What you should do:
Among the entries below, count the lines that contain the word "None". Write down only the total.

Exercise input:
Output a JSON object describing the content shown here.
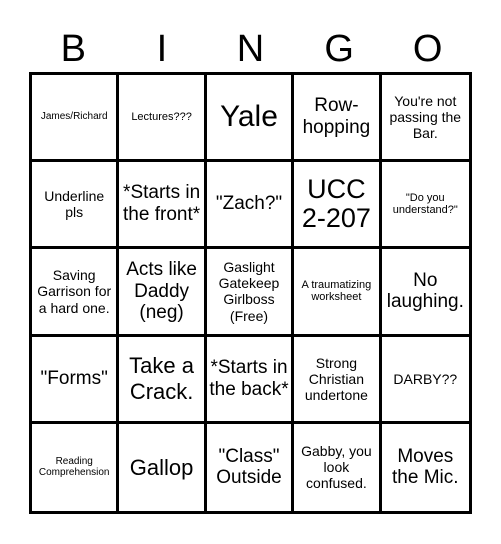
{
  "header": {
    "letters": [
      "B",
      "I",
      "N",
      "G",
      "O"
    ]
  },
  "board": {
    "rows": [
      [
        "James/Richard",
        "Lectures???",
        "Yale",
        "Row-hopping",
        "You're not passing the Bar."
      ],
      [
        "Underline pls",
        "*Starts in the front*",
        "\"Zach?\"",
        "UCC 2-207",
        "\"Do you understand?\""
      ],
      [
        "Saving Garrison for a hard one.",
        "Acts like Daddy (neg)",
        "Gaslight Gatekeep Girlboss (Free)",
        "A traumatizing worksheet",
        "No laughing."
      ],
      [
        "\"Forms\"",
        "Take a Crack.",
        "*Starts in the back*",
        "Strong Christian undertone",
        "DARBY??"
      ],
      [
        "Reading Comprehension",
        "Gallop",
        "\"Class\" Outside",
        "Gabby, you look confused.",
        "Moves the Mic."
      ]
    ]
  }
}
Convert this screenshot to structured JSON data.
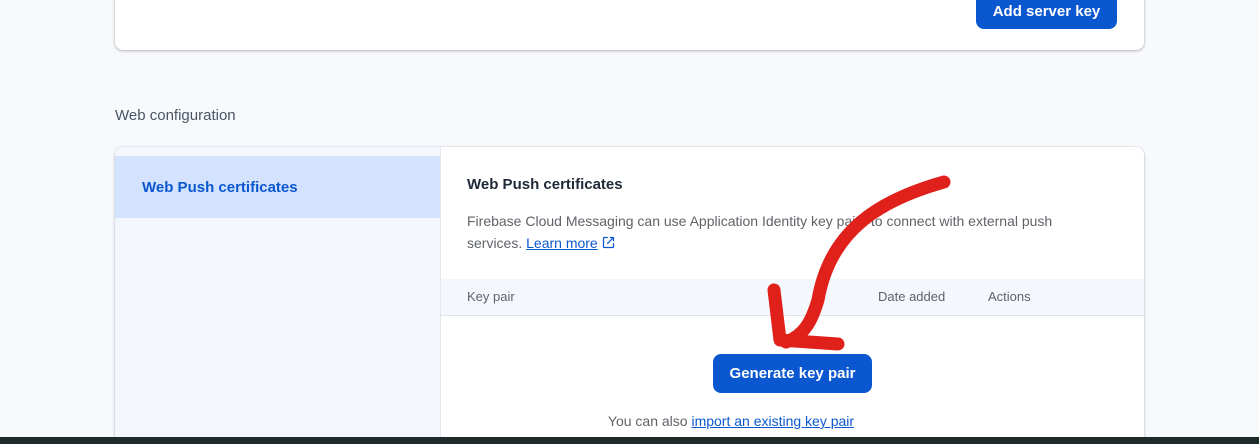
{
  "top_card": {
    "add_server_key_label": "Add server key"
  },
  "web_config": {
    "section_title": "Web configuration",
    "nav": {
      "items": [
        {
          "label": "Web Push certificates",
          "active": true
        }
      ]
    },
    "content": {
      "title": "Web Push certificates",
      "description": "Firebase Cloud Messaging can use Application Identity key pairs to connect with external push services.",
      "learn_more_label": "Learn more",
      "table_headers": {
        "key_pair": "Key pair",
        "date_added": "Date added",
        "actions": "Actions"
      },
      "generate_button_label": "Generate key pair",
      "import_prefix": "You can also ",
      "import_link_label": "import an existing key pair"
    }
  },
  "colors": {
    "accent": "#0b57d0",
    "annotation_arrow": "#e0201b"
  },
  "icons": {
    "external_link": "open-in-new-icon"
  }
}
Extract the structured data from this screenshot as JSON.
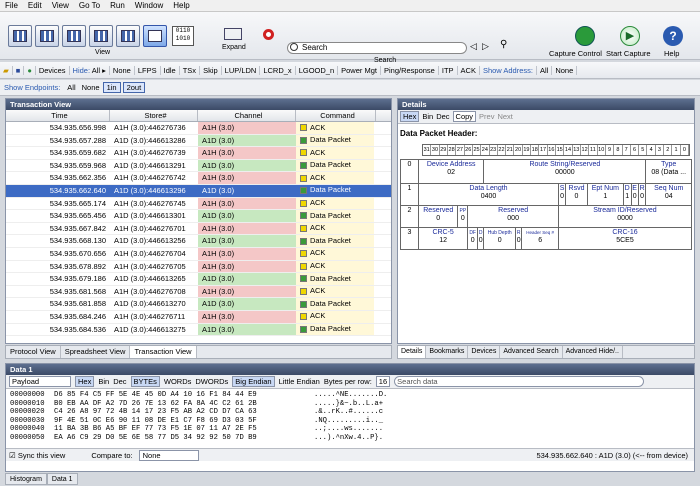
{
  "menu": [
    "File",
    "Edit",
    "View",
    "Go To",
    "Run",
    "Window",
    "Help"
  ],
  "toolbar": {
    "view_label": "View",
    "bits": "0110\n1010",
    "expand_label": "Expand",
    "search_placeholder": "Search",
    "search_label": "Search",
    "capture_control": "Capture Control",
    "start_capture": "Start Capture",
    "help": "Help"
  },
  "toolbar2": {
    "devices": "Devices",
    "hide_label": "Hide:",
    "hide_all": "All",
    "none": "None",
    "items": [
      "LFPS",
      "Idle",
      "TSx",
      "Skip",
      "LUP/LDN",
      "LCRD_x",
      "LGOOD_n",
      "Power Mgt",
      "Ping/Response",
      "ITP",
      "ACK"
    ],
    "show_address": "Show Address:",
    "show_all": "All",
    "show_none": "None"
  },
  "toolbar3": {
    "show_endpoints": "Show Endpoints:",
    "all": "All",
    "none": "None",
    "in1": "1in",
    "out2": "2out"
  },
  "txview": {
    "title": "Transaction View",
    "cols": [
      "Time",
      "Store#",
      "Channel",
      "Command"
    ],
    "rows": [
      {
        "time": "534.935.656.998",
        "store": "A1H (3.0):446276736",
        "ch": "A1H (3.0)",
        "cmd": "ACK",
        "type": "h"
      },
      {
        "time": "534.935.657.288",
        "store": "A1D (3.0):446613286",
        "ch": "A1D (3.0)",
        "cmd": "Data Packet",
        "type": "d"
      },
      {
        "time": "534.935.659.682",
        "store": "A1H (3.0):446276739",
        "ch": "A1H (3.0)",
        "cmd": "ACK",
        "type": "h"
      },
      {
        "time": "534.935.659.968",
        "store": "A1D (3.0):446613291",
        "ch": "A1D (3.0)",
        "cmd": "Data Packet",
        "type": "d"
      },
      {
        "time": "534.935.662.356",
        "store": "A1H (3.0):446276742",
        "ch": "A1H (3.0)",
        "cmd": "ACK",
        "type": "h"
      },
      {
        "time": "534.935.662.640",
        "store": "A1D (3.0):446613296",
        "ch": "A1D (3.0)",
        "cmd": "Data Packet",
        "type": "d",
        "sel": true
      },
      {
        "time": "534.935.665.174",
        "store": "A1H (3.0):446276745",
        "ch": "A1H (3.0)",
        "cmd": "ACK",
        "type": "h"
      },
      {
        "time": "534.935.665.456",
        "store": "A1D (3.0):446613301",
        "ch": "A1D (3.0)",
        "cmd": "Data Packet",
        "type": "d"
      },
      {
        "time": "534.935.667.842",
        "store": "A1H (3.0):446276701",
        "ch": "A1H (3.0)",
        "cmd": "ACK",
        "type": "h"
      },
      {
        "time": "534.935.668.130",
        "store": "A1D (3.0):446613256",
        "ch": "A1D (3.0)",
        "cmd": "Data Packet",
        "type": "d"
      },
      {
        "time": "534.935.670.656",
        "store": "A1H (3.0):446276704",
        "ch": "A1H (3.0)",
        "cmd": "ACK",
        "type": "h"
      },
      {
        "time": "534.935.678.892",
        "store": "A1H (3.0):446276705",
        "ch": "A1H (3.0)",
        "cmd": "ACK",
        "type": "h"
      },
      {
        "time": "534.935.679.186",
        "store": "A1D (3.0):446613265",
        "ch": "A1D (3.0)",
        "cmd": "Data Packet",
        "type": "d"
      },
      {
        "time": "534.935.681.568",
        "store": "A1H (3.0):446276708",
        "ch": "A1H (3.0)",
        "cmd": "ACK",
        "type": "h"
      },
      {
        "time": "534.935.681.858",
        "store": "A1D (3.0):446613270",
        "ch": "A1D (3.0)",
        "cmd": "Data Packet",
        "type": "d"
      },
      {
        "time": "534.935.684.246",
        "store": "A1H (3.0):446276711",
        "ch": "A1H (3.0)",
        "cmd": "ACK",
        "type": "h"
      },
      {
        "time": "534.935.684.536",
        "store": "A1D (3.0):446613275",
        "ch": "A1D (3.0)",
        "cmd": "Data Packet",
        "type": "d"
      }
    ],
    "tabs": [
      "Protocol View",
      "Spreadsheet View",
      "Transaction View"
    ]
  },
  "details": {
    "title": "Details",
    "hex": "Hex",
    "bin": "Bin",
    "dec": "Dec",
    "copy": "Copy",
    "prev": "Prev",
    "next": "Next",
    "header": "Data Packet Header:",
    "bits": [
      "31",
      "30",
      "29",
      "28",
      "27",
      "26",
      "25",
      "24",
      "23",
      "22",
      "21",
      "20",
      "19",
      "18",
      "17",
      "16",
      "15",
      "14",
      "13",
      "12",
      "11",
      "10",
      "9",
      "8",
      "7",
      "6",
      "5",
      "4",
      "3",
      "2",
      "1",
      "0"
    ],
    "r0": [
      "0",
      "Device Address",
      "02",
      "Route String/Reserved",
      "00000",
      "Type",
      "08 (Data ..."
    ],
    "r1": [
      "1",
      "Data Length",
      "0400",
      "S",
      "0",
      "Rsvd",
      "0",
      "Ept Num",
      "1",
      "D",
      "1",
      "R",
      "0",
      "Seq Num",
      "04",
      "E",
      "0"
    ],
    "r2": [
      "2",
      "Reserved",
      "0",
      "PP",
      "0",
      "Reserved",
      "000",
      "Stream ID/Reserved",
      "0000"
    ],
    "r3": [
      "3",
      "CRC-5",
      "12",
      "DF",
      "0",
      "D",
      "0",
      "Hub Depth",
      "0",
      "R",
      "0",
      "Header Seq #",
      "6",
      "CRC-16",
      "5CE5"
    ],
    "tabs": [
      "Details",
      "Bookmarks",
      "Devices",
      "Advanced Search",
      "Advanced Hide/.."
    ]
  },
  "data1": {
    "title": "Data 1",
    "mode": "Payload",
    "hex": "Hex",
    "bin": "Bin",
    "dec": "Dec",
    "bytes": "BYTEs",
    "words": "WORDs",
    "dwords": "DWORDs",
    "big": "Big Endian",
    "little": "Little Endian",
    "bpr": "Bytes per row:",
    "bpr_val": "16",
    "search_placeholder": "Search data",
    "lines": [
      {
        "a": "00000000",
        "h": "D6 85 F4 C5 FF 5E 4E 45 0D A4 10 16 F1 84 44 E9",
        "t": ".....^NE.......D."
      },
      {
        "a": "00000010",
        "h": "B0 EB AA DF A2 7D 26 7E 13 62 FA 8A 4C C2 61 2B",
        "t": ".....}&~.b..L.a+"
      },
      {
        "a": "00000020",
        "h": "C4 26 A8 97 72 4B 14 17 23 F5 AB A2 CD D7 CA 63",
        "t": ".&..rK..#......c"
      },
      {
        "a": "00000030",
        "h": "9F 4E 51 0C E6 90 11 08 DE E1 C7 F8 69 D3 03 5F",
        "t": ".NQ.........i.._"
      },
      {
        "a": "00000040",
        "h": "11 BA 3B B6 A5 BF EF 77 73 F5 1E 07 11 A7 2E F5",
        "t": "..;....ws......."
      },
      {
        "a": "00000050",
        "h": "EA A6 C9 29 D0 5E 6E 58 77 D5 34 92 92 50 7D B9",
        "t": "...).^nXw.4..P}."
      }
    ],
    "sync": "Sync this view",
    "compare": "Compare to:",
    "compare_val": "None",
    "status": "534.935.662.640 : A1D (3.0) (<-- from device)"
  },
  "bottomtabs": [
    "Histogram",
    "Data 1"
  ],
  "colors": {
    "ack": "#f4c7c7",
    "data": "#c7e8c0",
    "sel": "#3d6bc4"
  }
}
--
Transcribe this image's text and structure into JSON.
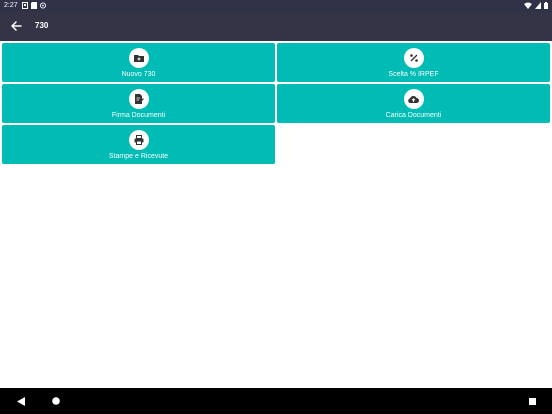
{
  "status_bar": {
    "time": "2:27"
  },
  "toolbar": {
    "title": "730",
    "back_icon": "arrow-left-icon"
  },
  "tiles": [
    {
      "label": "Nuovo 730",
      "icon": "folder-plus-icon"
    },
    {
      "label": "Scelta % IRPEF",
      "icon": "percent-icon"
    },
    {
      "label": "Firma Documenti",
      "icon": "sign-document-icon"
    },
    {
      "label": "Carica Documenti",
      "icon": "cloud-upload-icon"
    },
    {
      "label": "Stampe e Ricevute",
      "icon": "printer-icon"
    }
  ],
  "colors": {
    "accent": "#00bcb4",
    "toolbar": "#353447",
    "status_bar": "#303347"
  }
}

The result:
4